§ **REQUIRED TASK**
Find the line containing "What does this" in the material below; copy that line and all following lines exactly.

───── DATA PROVIDED

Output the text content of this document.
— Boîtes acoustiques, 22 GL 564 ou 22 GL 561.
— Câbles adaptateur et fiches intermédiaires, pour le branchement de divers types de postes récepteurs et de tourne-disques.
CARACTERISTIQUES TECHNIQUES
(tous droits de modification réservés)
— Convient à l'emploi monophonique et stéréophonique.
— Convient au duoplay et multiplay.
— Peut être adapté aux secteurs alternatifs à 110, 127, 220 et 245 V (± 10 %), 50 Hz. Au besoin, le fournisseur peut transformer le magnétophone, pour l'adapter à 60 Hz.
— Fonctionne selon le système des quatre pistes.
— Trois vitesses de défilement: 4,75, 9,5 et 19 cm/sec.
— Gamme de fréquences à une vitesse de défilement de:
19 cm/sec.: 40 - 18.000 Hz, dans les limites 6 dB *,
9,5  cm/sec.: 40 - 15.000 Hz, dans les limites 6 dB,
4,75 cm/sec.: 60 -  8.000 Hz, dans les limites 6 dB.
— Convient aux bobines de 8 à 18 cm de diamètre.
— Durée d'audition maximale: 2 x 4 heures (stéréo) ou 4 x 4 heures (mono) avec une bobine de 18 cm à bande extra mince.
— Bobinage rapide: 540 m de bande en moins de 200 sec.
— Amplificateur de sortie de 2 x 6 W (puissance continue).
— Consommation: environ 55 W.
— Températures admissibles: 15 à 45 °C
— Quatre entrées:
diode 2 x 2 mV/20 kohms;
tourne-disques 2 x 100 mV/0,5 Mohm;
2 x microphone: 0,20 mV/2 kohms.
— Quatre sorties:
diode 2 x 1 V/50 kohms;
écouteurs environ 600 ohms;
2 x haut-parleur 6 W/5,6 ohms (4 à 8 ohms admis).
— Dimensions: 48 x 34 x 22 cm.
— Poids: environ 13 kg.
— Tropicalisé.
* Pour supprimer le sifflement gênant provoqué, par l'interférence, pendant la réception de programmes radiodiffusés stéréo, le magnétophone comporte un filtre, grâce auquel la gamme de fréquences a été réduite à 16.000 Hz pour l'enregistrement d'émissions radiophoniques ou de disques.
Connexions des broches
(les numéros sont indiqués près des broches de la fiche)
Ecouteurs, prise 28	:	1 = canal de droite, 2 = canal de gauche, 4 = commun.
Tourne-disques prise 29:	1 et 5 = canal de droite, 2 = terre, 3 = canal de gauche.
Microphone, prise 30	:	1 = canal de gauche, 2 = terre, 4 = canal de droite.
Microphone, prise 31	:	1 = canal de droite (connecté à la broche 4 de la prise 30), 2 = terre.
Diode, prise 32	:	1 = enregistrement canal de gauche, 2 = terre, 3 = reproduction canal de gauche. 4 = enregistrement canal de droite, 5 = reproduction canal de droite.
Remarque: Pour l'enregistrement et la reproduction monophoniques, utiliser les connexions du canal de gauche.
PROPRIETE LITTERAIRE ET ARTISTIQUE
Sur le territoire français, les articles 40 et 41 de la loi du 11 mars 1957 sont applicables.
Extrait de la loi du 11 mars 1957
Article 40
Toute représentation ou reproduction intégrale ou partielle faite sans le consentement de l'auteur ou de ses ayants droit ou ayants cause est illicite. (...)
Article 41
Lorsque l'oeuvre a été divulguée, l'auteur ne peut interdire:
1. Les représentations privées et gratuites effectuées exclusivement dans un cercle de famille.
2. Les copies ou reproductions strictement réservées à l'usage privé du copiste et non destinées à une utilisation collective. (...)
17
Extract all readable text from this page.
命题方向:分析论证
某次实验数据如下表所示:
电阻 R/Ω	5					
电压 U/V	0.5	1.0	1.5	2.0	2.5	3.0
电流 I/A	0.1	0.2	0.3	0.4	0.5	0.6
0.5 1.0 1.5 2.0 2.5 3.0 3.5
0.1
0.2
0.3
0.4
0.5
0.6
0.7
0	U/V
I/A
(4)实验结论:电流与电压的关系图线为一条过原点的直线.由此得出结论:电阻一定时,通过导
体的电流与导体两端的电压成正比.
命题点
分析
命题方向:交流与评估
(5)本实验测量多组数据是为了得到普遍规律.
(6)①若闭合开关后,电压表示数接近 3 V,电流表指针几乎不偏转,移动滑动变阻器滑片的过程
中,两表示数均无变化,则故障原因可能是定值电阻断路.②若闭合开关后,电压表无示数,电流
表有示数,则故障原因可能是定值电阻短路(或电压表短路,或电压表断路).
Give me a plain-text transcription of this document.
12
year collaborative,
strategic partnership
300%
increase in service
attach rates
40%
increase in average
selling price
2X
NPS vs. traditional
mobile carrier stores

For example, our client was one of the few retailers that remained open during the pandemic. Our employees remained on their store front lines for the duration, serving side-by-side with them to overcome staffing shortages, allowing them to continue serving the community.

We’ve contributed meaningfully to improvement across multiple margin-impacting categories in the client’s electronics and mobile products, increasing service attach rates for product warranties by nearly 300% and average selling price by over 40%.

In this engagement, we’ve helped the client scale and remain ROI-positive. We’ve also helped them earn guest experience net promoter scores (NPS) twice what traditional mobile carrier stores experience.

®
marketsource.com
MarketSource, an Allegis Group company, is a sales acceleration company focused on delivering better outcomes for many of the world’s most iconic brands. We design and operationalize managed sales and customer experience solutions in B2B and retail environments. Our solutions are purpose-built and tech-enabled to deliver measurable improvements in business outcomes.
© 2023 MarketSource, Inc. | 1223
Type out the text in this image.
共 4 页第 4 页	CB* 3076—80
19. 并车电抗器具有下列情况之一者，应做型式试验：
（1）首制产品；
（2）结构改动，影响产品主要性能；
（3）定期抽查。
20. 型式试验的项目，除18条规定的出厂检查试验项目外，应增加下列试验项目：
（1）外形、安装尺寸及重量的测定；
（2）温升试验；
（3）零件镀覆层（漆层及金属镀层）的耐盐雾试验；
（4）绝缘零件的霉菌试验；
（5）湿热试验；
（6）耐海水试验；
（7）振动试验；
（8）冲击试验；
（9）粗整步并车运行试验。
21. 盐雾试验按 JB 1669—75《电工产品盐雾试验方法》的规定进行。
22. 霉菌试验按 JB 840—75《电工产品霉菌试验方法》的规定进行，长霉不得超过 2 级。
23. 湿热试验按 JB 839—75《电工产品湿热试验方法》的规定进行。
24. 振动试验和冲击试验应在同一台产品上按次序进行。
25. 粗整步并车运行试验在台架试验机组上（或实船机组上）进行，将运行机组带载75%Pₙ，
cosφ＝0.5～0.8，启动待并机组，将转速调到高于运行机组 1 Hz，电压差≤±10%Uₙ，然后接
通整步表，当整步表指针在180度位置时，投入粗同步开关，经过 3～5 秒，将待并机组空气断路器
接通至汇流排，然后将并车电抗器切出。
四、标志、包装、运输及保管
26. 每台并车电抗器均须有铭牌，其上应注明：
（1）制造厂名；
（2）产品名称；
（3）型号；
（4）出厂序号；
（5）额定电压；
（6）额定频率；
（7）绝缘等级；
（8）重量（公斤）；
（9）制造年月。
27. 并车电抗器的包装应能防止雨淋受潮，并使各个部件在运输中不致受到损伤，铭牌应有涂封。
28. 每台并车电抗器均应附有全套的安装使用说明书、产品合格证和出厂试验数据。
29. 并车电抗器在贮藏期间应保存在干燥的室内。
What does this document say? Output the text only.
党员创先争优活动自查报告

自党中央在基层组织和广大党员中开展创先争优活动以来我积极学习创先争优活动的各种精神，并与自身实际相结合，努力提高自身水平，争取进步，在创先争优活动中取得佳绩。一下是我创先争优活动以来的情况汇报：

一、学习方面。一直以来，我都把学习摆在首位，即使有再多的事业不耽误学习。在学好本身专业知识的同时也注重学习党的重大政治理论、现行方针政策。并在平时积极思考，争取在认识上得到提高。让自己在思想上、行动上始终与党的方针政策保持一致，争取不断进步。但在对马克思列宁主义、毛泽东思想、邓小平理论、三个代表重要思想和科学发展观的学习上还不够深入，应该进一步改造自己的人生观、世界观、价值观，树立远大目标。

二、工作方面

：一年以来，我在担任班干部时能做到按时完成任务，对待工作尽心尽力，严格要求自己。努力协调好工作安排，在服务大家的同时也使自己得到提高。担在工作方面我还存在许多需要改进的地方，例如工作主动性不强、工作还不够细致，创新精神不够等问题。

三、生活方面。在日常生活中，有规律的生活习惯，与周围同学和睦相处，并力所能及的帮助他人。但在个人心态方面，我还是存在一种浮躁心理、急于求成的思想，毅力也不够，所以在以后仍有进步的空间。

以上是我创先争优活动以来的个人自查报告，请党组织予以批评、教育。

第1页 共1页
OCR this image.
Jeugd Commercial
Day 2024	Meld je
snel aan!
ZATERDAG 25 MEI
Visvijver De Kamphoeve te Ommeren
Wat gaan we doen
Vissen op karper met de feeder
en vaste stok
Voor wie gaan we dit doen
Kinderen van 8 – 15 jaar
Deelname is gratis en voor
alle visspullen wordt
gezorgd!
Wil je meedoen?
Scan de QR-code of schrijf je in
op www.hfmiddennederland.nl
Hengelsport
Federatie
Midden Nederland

──────────

§ **RESPONSE FOR THIS EXERCISE**
What does this document say? Output the text only.
党员创先争优活动自查报告

自党中央在基层组织和广大党员中开展创先争优活动以来我积极学习创先争优活动的各种精神，并与自身实际相结合，努力提高自身水平，争取进步，在创先争优活动中取得佳绩。一下是我创先争优活动以来的情况汇报：

一、学习方面。一直以来，我都把学习摆在首位，即使有再多的事业不耽误学习。在学好本身专业知识的同时也注重学习党的重大政治理论、现行方针政策。并在平时积极思考，争取在认识上得到提高。让自己在思想上、行动上始终与党的方针政策保持一致，争取不断进步。但在对马克思列宁主义、毛泽东思想、邓小平理论、三个代表重要思想和科学发展观的学习上还不够深入，应该进一步改造自己的人生观、世界观、价值观，树立远大目标。

二、工作方面

：一年以来，我在担任班干部时能做到按时完成任务，对待工作尽心尽力，严格要求自己。努力协调好工作安排，在服务大家的同时也使自己得到提高。担在工作方面我还存在许多需要改进的地方，例如工作主动性不强、工作还不够细致，创新精神不够等问题。

三、生活方面。在日常生活中，有规律的生活习惯，与周围同学和睦相处，并力所能及的帮助他人。但在个人心态方面，我还是存在一种浮躁心理、急于求成的思想，毅力也不够，所以在以后仍有进步的空间。

以上是我创先争优活动以来的个人自查报告，请党组织予以批评、教育。

第1页 共1页
OCR this image.
Jeugd Commercial
Day 2024	Meld je
snel aan!
ZATERDAG 25 MEI
Visvijver De Kamphoeve te Ommeren
Wat gaan we doen
Vissen op karper met de feeder
en vaste stok
Voor wie gaan we dit doen
Kinderen van 8 – 15 jaar
Deelname is gratis en voor
alle visspullen wordt
gezorgd!
Wil je meedoen?
Scan de QR-code of schrijf je in
op www.hfmiddennederland.nl
Hengelsport
Federatie
Midden Nederland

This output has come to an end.